*WHAT TO DO*:
Print each of the entries exactly, leaving nothing out.

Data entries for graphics
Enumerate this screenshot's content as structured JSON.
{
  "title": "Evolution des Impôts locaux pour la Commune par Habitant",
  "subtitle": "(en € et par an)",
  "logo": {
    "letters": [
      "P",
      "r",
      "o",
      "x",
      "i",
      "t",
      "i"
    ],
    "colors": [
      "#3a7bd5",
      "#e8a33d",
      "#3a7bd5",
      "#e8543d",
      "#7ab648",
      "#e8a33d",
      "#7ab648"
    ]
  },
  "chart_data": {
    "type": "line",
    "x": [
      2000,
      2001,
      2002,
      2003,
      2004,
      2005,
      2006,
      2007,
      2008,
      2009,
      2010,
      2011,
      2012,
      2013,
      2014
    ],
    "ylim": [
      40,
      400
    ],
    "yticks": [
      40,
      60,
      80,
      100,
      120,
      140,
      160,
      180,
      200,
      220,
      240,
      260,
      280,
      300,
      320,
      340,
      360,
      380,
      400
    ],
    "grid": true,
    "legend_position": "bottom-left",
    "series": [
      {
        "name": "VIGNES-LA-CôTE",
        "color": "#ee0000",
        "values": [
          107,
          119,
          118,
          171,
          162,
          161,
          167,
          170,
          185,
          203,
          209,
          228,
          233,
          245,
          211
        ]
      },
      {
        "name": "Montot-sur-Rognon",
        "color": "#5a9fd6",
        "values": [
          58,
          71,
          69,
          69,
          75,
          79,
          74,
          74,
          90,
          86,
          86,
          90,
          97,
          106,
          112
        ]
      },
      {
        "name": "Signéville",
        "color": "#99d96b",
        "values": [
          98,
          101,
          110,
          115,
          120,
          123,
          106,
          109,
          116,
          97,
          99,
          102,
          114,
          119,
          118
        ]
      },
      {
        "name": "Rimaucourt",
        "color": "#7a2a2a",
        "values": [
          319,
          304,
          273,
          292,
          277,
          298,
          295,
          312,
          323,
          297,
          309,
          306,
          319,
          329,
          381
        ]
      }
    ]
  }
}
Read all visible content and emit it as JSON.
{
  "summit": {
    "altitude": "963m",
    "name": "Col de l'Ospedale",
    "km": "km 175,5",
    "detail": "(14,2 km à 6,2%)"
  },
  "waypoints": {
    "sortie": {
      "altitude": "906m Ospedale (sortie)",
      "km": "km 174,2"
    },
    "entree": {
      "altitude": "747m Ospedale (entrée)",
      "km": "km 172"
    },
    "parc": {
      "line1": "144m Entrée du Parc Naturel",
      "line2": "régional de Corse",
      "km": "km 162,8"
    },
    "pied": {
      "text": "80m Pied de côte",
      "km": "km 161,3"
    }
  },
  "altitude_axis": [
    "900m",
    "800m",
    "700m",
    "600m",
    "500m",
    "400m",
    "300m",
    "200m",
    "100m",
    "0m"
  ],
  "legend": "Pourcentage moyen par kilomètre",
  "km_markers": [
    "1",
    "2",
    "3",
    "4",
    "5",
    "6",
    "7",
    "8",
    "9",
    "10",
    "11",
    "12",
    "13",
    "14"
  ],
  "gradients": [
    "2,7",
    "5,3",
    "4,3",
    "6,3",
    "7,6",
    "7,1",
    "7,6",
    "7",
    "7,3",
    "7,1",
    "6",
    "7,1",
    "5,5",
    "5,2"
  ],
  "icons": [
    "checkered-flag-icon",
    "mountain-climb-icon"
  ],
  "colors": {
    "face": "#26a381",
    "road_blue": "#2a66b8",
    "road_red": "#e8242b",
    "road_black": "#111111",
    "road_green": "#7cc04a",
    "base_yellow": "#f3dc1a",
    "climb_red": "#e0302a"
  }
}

*OUTPUT*:
Enumerate this screenshot's content as structured JSON.
{
  "title": "Evolution des Impôts locaux pour la Commune par Habitant",
  "subtitle": "(en € et par an)",
  "logo": {
    "letters": [
      "P",
      "r",
      "o",
      "x",
      "i",
      "t",
      "i"
    ],
    "colors": [
      "#3a7bd5",
      "#e8a33d",
      "#3a7bd5",
      "#e8543d",
      "#7ab648",
      "#e8a33d",
      "#7ab648"
    ]
  },
  "chart_data": {
    "type": "line",
    "x": [
      2000,
      2001,
      2002,
      2003,
      2004,
      2005,
      2006,
      2007,
      2008,
      2009,
      2010,
      2011,
      2012,
      2013,
      2014
    ],
    "ylim": [
      40,
      400
    ],
    "yticks": [
      40,
      60,
      80,
      100,
      120,
      140,
      160,
      180,
      200,
      220,
      240,
      260,
      280,
      300,
      320,
      340,
      360,
      380,
      400
    ],
    "grid": true,
    "legend_position": "bottom-left",
    "series": [
      {
        "name": "VIGNES-LA-CôTE",
        "color": "#ee0000",
        "values": [
          107,
          119,
          118,
          171,
          162,
          161,
          167,
          170,
          185,
          203,
          209,
          228,
          233,
          245,
          211
        ]
      },
      {
        "name": "Montot-sur-Rognon",
        "color": "#5a9fd6",
        "values": [
          58,
          71,
          69,
          69,
          75,
          79,
          74,
          74,
          90,
          86,
          86,
          90,
          97,
          106,
          112
        ]
      },
      {
        "name": "Signéville",
        "color": "#99d96b",
        "values": [
          98,
          101,
          110,
          115,
          120,
          123,
          106,
          109,
          116,
          97,
          99,
          102,
          114,
          119,
          118
        ]
      },
      {
        "name": "Rimaucourt",
        "color": "#7a2a2a",
        "values": [
          319,
          304,
          273,
          292,
          277,
          298,
          295,
          312,
          323,
          297,
          309,
          306,
          319,
          329,
          381
        ]
      }
    ]
  }
}
Read all visible content and emit it as JSON.
{
  "summit": {
    "altitude": "963m",
    "name": "Col de l'Ospedale",
    "km": "km 175,5",
    "detail": "(14,2 km à 6,2%)"
  },
  "waypoints": {
    "sortie": {
      "altitude": "906m Ospedale (sortie)",
      "km": "km 174,2"
    },
    "entree": {
      "altitude": "747m Ospedale (entrée)",
      "km": "km 172"
    },
    "parc": {
      "line1": "144m Entrée du Parc Naturel",
      "line2": "régional de Corse",
      "km": "km 162,8"
    },
    "pied": {
      "text": "80m Pied de côte",
      "km": "km 161,3"
    }
  },
  "altitude_axis": [
    "900m",
    "800m",
    "700m",
    "600m",
    "500m",
    "400m",
    "300m",
    "200m",
    "100m",
    "0m"
  ],
  "legend": "Pourcentage moyen par kilomètre",
  "km_markers": [
    "1",
    "2",
    "3",
    "4",
    "5",
    "6",
    "7",
    "8",
    "9",
    "10",
    "11",
    "12",
    "13",
    "14"
  ],
  "gradients": [
    "2,7",
    "5,3",
    "4,3",
    "6,3",
    "7,6",
    "7,1",
    "7,6",
    "7",
    "7,3",
    "7,1",
    "6",
    "7,1",
    "5,5",
    "5,2"
  ],
  "icons": [
    "checkered-flag-icon",
    "mountain-climb-icon"
  ],
  "colors": {
    "face": "#26a381",
    "road_blue": "#2a66b8",
    "road_red": "#e8242b",
    "road_black": "#111111",
    "road_green": "#7cc04a",
    "base_yellow": "#f3dc1a",
    "climb_red": "#e0302a"
  }
}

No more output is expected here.